- Problem requirements
The records that follow are to be transcribed in full, without their images.

-- Start of Data shown --

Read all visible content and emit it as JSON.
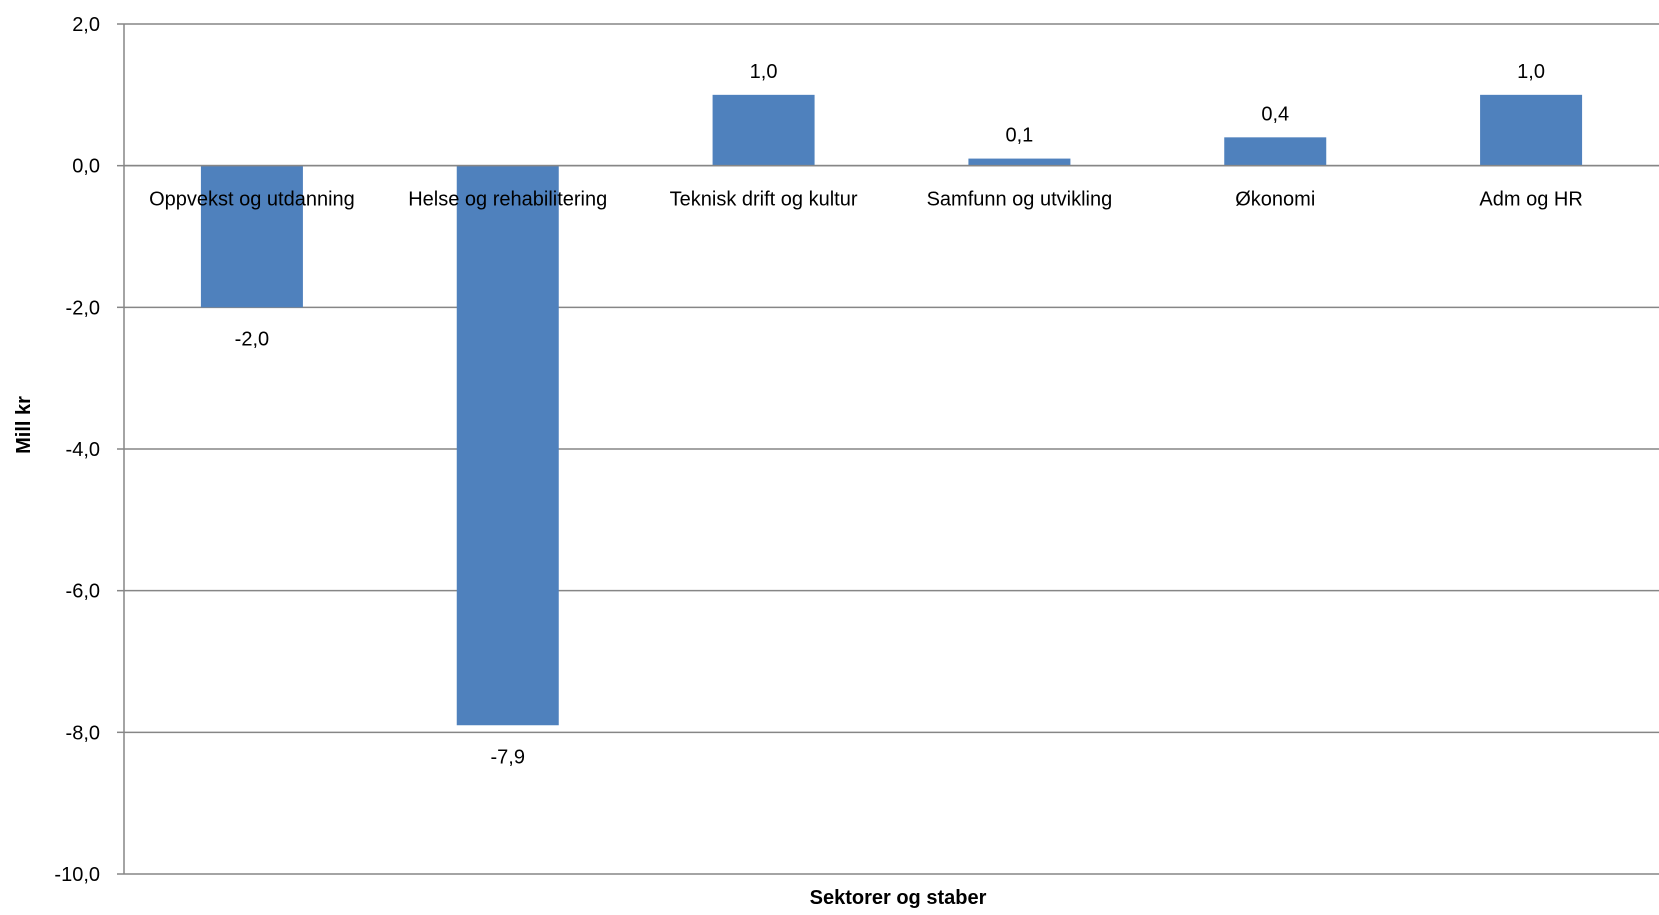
{
  "chart_data": {
    "type": "bar",
    "categories": [
      "Oppvekst og utdanning",
      "Helse og rehabilitering",
      "Teknisk drift og kultur",
      "Samfunn og utvikling",
      "Økonomi",
      "Adm og HR"
    ],
    "values": [
      -2.0,
      -7.9,
      1.0,
      0.1,
      0.4,
      1.0
    ],
    "data_labels": [
      "-2,0",
      "-7,9",
      "1,0",
      "0,1",
      "0,4",
      "1,0"
    ],
    "xlabel": "Sektorer og staber",
    "ylabel": "Mill kr",
    "ylim": [
      -10,
      2
    ],
    "yticks": [
      2,
      0,
      -2,
      -4,
      -6,
      -8,
      -10
    ],
    "ytick_labels": [
      "2,0",
      "0,0",
      "-2,0",
      "-4,0",
      "-6,0",
      "-8,0",
      "-10,0"
    ],
    "grid": true,
    "bar_color": "#4F81BD",
    "grid_color": "#868686"
  }
}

-- End of Data shown --

- Solution to this problem
Read all visible content and emit it as JSON.
{
  "chart_data": {
    "type": "bar",
    "categories": [
      "Oppvekst og utdanning",
      "Helse og rehabilitering",
      "Teknisk drift og kultur",
      "Samfunn og utvikling",
      "Økonomi",
      "Adm og HR"
    ],
    "values": [
      -2.0,
      -7.9,
      1.0,
      0.1,
      0.4,
      1.0
    ],
    "data_labels": [
      "-2,0",
      "-7,9",
      "1,0",
      "0,1",
      "0,4",
      "1,0"
    ],
    "xlabel": "Sektorer og staber",
    "ylabel": "Mill kr",
    "ylim": [
      -10,
      2
    ],
    "yticks": [
      2,
      0,
      -2,
      -4,
      -6,
      -8,
      -10
    ],
    "ytick_labels": [
      "2,0",
      "0,0",
      "-2,0",
      "-4,0",
      "-6,0",
      "-8,0",
      "-10,0"
    ],
    "grid": true,
    "bar_color": "#4F81BD",
    "grid_color": "#868686"
  }
}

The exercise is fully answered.